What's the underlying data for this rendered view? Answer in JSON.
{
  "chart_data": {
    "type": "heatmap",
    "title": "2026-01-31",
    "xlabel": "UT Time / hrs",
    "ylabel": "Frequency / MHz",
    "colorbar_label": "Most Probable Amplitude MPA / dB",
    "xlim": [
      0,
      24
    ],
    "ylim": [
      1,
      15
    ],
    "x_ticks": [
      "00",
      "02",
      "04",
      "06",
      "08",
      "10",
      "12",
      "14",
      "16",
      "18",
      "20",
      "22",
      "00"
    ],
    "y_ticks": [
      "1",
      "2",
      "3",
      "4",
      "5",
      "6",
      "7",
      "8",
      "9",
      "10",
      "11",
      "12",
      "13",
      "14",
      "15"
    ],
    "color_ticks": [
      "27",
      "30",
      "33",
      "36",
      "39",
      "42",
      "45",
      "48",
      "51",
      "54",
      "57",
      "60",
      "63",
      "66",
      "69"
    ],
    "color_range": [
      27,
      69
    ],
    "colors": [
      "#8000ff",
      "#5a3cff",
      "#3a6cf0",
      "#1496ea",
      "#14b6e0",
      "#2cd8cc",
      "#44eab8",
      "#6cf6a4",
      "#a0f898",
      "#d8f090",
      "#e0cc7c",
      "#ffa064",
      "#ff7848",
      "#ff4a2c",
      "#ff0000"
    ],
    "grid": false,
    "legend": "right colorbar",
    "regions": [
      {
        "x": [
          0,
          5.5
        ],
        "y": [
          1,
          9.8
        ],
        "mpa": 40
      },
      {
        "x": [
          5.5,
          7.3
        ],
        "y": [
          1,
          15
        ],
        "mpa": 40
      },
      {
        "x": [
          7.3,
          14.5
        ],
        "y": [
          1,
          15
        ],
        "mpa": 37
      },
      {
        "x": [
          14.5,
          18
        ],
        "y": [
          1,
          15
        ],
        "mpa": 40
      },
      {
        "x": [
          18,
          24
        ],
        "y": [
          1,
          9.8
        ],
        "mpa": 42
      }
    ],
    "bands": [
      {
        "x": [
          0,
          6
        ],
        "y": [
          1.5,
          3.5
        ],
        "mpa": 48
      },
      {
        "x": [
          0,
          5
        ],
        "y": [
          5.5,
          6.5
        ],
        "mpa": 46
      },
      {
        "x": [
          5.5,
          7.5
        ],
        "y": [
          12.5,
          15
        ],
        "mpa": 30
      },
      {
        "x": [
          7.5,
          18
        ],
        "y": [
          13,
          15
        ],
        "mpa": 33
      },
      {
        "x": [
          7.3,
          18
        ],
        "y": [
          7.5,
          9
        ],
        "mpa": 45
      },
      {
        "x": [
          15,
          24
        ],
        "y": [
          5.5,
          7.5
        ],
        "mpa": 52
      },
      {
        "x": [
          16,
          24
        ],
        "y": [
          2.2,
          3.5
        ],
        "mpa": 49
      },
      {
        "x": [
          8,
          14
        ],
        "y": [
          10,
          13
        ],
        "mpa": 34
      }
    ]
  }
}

- **The problem**:
Please output every record, keeping each line exact.

- **Correct output**:
What's the underlying data for this rendered view? Answer in JSON.
{
  "chart_data": {
    "type": "heatmap",
    "title": "2026-01-31",
    "xlabel": "UT Time / hrs",
    "ylabel": "Frequency / MHz",
    "colorbar_label": "Most Probable Amplitude MPA / dB",
    "xlim": [
      0,
      24
    ],
    "ylim": [
      1,
      15
    ],
    "x_ticks": [
      "00",
      "02",
      "04",
      "06",
      "08",
      "10",
      "12",
      "14",
      "16",
      "18",
      "20",
      "22",
      "00"
    ],
    "y_ticks": [
      "1",
      "2",
      "3",
      "4",
      "5",
      "6",
      "7",
      "8",
      "9",
      "10",
      "11",
      "12",
      "13",
      "14",
      "15"
    ],
    "color_ticks": [
      "27",
      "30",
      "33",
      "36",
      "39",
      "42",
      "45",
      "48",
      "51",
      "54",
      "57",
      "60",
      "63",
      "66",
      "69"
    ],
    "color_range": [
      27,
      69
    ],
    "colors": [
      "#8000ff",
      "#5a3cff",
      "#3a6cf0",
      "#1496ea",
      "#14b6e0",
      "#2cd8cc",
      "#44eab8",
      "#6cf6a4",
      "#a0f898",
      "#d8f090",
      "#e0cc7c",
      "#ffa064",
      "#ff7848",
      "#ff4a2c",
      "#ff0000"
    ],
    "grid": false,
    "legend": "right colorbar",
    "regions": [
      {
        "x": [
          0,
          5.5
        ],
        "y": [
          1,
          9.8
        ],
        "mpa": 40
      },
      {
        "x": [
          5.5,
          7.3
        ],
        "y": [
          1,
          15
        ],
        "mpa": 40
      },
      {
        "x": [
          7.3,
          14.5
        ],
        "y": [
          1,
          15
        ],
        "mpa": 37
      },
      {
        "x": [
          14.5,
          18
        ],
        "y": [
          1,
          15
        ],
        "mpa": 40
      },
      {
        "x": [
          18,
          24
        ],
        "y": [
          1,
          9.8
        ],
        "mpa": 42
      }
    ],
    "bands": [
      {
        "x": [
          0,
          6
        ],
        "y": [
          1.5,
          3.5
        ],
        "mpa": 48
      },
      {
        "x": [
          0,
          5
        ],
        "y": [
          5.5,
          6.5
        ],
        "mpa": 46
      },
      {
        "x": [
          5.5,
          7.5
        ],
        "y": [
          12.5,
          15
        ],
        "mpa": 30
      },
      {
        "x": [
          7.5,
          18
        ],
        "y": [
          13,
          15
        ],
        "mpa": 33
      },
      {
        "x": [
          7.3,
          18
        ],
        "y": [
          7.5,
          9
        ],
        "mpa": 45
      },
      {
        "x": [
          15,
          24
        ],
        "y": [
          5.5,
          7.5
        ],
        "mpa": 52
      },
      {
        "x": [
          16,
          24
        ],
        "y": [
          2.2,
          3.5
        ],
        "mpa": 49
      },
      {
        "x": [
          8,
          14
        ],
        "y": [
          10,
          13
        ],
        "mpa": 34
      }
    ]
  }
}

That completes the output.